Exercise task: Print the entire listing. Each line must match the original exactly.

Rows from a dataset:

________________________

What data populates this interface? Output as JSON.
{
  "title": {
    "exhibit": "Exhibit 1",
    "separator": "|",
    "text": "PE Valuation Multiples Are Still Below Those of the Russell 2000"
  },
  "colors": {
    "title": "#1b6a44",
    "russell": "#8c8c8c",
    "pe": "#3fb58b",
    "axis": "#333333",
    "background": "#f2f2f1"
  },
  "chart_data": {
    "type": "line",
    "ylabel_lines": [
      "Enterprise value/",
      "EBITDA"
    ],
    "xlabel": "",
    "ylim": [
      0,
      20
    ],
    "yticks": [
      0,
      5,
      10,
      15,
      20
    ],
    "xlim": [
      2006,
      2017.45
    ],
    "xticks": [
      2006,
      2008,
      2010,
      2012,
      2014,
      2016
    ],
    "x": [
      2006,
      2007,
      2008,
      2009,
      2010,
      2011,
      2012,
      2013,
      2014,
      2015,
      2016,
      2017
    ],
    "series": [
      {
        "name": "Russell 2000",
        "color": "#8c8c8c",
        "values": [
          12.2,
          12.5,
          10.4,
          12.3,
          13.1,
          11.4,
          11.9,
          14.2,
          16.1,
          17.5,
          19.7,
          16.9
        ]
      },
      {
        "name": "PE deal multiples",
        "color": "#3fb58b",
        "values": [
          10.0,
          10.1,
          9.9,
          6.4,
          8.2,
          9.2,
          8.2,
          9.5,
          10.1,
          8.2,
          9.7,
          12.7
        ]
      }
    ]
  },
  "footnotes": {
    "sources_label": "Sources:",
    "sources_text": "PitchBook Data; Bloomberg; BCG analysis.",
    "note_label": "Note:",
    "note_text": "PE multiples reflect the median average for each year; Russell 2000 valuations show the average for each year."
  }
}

________________________

Full answer:
What data populates this interface? Output as JSON.
{
  "title": {
    "exhibit": "Exhibit 1",
    "separator": "|",
    "text": "PE Valuation Multiples Are Still Below Those of the Russell 2000"
  },
  "colors": {
    "title": "#1b6a44",
    "russell": "#8c8c8c",
    "pe": "#3fb58b",
    "axis": "#333333",
    "background": "#f2f2f1"
  },
  "chart_data": {
    "type": "line",
    "ylabel_lines": [
      "Enterprise value/",
      "EBITDA"
    ],
    "xlabel": "",
    "ylim": [
      0,
      20
    ],
    "yticks": [
      0,
      5,
      10,
      15,
      20
    ],
    "xlim": [
      2006,
      2017.45
    ],
    "xticks": [
      2006,
      2008,
      2010,
      2012,
      2014,
      2016
    ],
    "x": [
      2006,
      2007,
      2008,
      2009,
      2010,
      2011,
      2012,
      2013,
      2014,
      2015,
      2016,
      2017
    ],
    "series": [
      {
        "name": "Russell 2000",
        "color": "#8c8c8c",
        "values": [
          12.2,
          12.5,
          10.4,
          12.3,
          13.1,
          11.4,
          11.9,
          14.2,
          16.1,
          17.5,
          19.7,
          16.9
        ]
      },
      {
        "name": "PE deal multiples",
        "color": "#3fb58b",
        "values": [
          10.0,
          10.1,
          9.9,
          6.4,
          8.2,
          9.2,
          8.2,
          9.5,
          10.1,
          8.2,
          9.7,
          12.7
        ]
      }
    ]
  },
  "footnotes": {
    "sources_label": "Sources:",
    "sources_text": "PitchBook Data; Bloomberg; BCG analysis.",
    "note_label": "Note:",
    "note_text": "PE multiples reflect the median average for each year; Russell 2000 valuations show the average for each year."
  }
}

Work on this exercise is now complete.